What you are asked to do.
Omit all pictures and give the records below again exactly as written.

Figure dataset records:
>> Start

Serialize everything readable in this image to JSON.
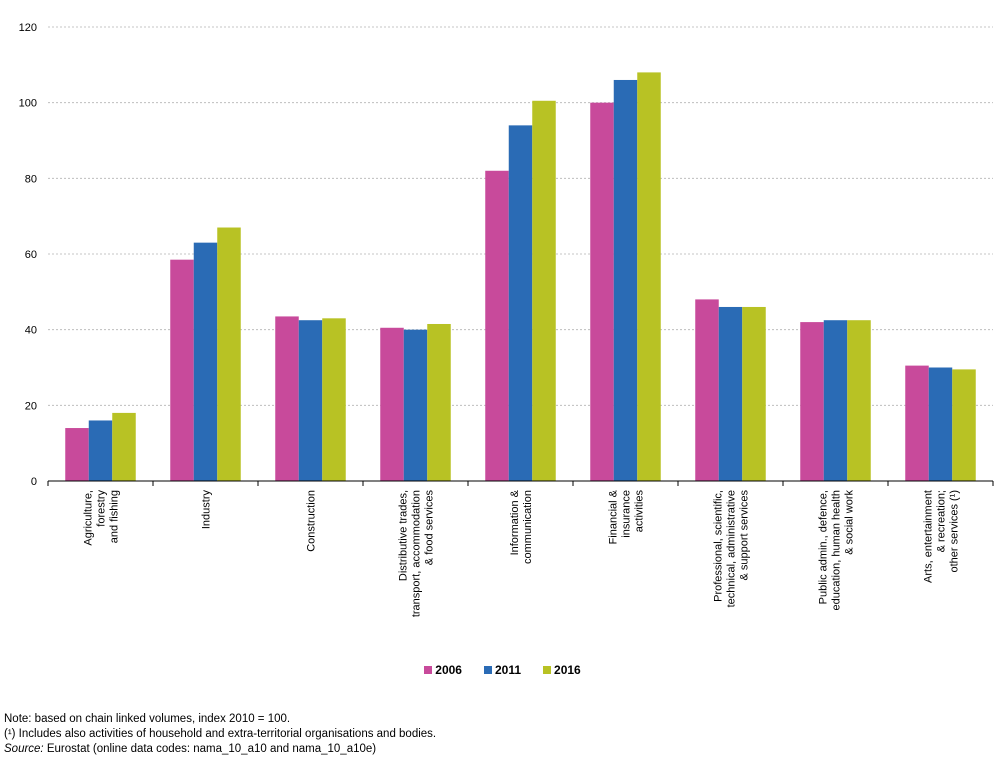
{
  "chart_data": {
    "type": "bar",
    "categories": [
      [
        "Agriculture,",
        "forestry",
        "and fishing"
      ],
      [
        "Industry"
      ],
      [
        "Construction"
      ],
      [
        "Distributive trades,",
        "transport, accommodation",
        "& food services"
      ],
      [
        "Information &",
        "communication"
      ],
      [
        "Financial &",
        "insurance",
        "activities"
      ],
      [
        "Professional, scientific,",
        "technical, administrative",
        "& support services"
      ],
      [
        "Public admin., defence,",
        "education, human health",
        "& social work"
      ],
      [
        "Arts, entertainment",
        "& recreation;",
        "other services (¹)"
      ]
    ],
    "series": [
      {
        "name": "2006",
        "color": "#c84a9b",
        "values": [
          14,
          58.5,
          43.5,
          40.5,
          82,
          100,
          48,
          42,
          30.5
        ]
      },
      {
        "name": "2011",
        "color": "#2a6bb5",
        "values": [
          16,
          63,
          42.5,
          40,
          94,
          106,
          46,
          42.5,
          30
        ]
      },
      {
        "name": "2016",
        "color": "#b8c224",
        "values": [
          18,
          67,
          43,
          41.5,
          100.5,
          108,
          46,
          42.5,
          29.5
        ]
      }
    ],
    "ylim": [
      0,
      120
    ],
    "yticks": [
      0,
      20,
      40,
      60,
      80,
      100,
      120
    ],
    "grid": true,
    "legend": "bottom-center"
  },
  "notes": {
    "note": "Note: based on chain linked volumes, index 2010 = 100.",
    "footnote": "(¹) Includes also activities of household and extra-territorial organisations and bodies.",
    "source_label": "Source:",
    "source_text": " Eurostat (online data codes: nama_10_a10 and nama_10_a10e)"
  }
}
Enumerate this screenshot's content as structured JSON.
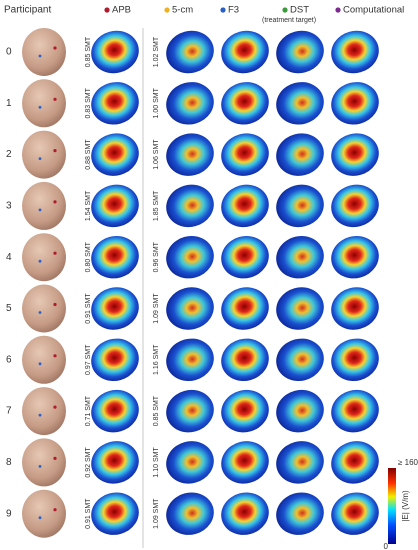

>> End

Correct response.
Serialize everything readable in this image to JSON.
{
  "chart_data": {
    "type": "bar",
    "categories": [
      [
        "Agriculture,",
        "forestry",
        "and fishing"
      ],
      [
        "Industry"
      ],
      [
        "Construction"
      ],
      [
        "Distributive trades,",
        "transport, accommodation",
        "& food services"
      ],
      [
        "Information &",
        "communication"
      ],
      [
        "Financial &",
        "insurance",
        "activities"
      ],
      [
        "Professional, scientific,",
        "technical, administrative",
        "& support services"
      ],
      [
        "Public admin., defence,",
        "education, human health",
        "& social work"
      ],
      [
        "Arts, entertainment",
        "& recreation;",
        "other services (¹)"
      ]
    ],
    "series": [
      {
        "name": "2006",
        "color": "#c84a9b",
        "values": [
          14,
          58.5,
          43.5,
          40.5,
          82,
          100,
          48,
          42,
          30.5
        ]
      },
      {
        "name": "2011",
        "color": "#2a6bb5",
        "values": [
          16,
          63,
          42.5,
          40,
          94,
          106,
          46,
          42.5,
          30
        ]
      },
      {
        "name": "2016",
        "color": "#b8c224",
        "values": [
          18,
          67,
          43,
          41.5,
          100.5,
          108,
          46,
          42.5,
          29.5
        ]
      }
    ],
    "ylim": [
      0,
      120
    ],
    "yticks": [
      0,
      20,
      40,
      60,
      80,
      100,
      120
    ],
    "grid": true,
    "legend": "bottom-center"
  },
  "notes": {
    "note": "Note: based on chain linked volumes, index 2010 = 100.",
    "footnote": "(¹) Includes also activities of household and extra-territorial organisations and bodies.",
    "source_label": "Source:",
    "source_text": " Eurostat (online data codes: nama_10_a10 and nama_10_a10e)"
  }
}
Enumerate this screenshot's content as structured JSON.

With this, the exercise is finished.